* **What this task involves**: Rewrite every one of the following rows as a numbered list, leaving out any blank lines.
########################################
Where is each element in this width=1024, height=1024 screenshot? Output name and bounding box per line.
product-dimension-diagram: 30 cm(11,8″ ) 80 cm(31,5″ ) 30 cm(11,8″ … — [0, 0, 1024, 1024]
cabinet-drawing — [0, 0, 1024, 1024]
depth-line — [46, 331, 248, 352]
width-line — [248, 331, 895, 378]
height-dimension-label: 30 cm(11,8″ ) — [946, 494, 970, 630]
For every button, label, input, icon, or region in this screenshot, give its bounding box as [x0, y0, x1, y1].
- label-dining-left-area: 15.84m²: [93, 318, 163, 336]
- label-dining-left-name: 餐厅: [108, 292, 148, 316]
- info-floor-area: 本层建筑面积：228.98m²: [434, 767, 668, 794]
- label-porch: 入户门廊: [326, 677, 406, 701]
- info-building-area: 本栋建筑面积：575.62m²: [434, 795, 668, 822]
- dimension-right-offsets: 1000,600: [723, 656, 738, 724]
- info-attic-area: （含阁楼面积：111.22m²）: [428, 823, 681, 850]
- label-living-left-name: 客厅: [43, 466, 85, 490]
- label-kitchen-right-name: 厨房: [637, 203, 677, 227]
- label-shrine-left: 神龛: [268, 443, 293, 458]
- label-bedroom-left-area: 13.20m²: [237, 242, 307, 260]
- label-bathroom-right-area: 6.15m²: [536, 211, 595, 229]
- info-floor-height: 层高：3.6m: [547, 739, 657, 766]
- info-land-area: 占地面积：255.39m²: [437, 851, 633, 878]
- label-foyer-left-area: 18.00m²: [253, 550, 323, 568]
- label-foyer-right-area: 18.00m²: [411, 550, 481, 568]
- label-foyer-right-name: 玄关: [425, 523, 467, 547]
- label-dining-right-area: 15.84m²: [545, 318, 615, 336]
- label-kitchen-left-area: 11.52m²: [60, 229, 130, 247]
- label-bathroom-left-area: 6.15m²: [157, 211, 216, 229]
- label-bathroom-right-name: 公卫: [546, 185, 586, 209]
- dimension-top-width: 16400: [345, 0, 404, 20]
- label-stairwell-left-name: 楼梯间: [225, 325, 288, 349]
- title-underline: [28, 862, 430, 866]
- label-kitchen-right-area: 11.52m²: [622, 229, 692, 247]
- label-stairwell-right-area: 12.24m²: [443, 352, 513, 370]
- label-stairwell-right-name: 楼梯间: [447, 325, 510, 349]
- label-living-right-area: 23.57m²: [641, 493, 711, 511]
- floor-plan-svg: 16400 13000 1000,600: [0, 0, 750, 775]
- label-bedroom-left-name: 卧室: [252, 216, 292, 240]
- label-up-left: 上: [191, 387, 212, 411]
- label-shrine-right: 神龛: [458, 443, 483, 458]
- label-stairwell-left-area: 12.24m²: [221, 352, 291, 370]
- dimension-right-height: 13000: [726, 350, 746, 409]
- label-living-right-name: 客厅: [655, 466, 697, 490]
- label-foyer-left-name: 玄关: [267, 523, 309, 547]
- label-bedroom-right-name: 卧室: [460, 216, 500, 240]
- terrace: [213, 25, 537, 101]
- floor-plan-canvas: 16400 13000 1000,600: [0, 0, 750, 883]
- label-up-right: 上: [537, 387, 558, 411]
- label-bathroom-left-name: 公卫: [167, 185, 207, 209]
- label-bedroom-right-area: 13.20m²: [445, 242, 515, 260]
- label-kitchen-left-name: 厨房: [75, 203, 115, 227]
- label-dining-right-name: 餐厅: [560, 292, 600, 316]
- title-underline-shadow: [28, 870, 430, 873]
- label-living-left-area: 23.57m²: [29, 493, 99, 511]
########################################
* **Answer to this problem**:
1. Where is each element in this width=1024, height=1024 screenshot? Output name and bounding box per line.
2. product-dimension-diagram: 30 cm(11,8″ ) 80 cm(31,5″ ) 30 cm(11,8″ … — [0, 0, 1024, 1024]
3. cabinet-drawing — [0, 0, 1024, 1024]
4. depth-line — [46, 331, 248, 352]
5. width-line — [248, 331, 895, 378]
6. height-dimension-label: 30 cm(11,8″ ) — [946, 494, 970, 630]
7. For every button, label, input, icon, or region in this screenshot, give its bounding box as [x0, y0, x1, y1].
8. - label-dining-left-area: 15.84m²: [93, 318, 163, 336]
9. - label-dining-left-name: 餐厅: [108, 292, 148, 316]
10. - info-floor-area: 本层建筑面积：228.98m²: [434, 767, 668, 794]
11. - label-porch: 入户门廊: [326, 677, 406, 701]
12. - info-building-area: 本栋建筑面积：575.62m²: [434, 795, 668, 822]
13. - dimension-right-offsets: 1000,600: [723, 656, 738, 724]
14. - info-attic-area: （含阁楼面积：111.22m²）: [428, 823, 681, 850]
15. - label-living-left-name: 客厅: [43, 466, 85, 490]
16. - label-kitchen-right-name: 厨房: [637, 203, 677, 227]
17. - label-shrine-left: 神龛: [268, 443, 293, 458]
18. - label-bedroom-left-area: 13.20m²: [237, 242, 307, 260]
19. - label-bathroom-right-area: 6.15m²: [536, 211, 595, 229]
20. - info-floor-height: 层高：3.6m: [547, 739, 657, 766]
21. - info-land-area: 占地面积：255.39m²: [437, 851, 633, 878]
22. - label-foyer-left-area: 18.00m²: [253, 550, 323, 568]
23. - label-foyer-right-area: 18.00m²: [411, 550, 481, 568]
24. - label-foyer-right-name: 玄关: [425, 523, 467, 547]
25. - label-dining-right-area: 15.84m²: [545, 318, 615, 336]
26. - label-kitchen-left-area: 11.52m²: [60, 229, 130, 247]
27. - label-bathroom-left-area: 6.15m²: [157, 211, 216, 229]
28. - label-bathroom-right-name: 公卫: [546, 185, 586, 209]
29. - dimension-top-width: 16400: [345, 0, 404, 20]
30. - label-stairwell-left-name: 楼梯间: [225, 325, 288, 349]
31. - title-underline: [28, 862, 430, 866]
32. - label-kitchen-right-area: 11.52m²: [622, 229, 692, 247]
33. - label-stairwell-right-area: 12.24m²: [443, 352, 513, 370]
34. - label-stairwell-right-name: 楼梯间: [447, 325, 510, 349]
35. - label-living-right-area: 23.57m²: [641, 493, 711, 511]
36. - floor-plan-svg: 16400 13000 1000,600: [0, 0, 750, 775]
37. - label-bedroom-left-name: 卧室: [252, 216, 292, 240]
38. - label-up-left: 上: [191, 387, 212, 411]
39. - label-shrine-right: 神龛: [458, 443, 483, 458]
40. - label-stairwell-left-area: 12.24m²: [221, 352, 291, 370]
41. - dimension-right-height: 13000: [726, 350, 746, 409]
42. - label-living-right-name: 客厅: [655, 466, 697, 490]
43. - label-foyer-left-name: 玄关: [267, 523, 309, 547]
44. - label-bedroom-right-name: 卧室: [460, 216, 500, 240]
45. - terrace: [213, 25, 537, 101]
46. - floor-plan-canvas: 16400 13000 1000,600: [0, 0, 750, 883]
47. - label-up-right: 上: [537, 387, 558, 411]
48. - label-bathroom-left-name: 公卫: [167, 185, 207, 209]
49. - label-bedroom-right-area: 13.20m²: [445, 242, 515, 260]
50. - label-kitchen-left-name: 厨房: [75, 203, 115, 227]
51. - label-dining-right-name: 餐厅: [560, 292, 600, 316]
52. - title-underline-shadow: [28, 870, 430, 873]
53. - label-living-left-area: 23.57m²: [29, 493, 99, 511]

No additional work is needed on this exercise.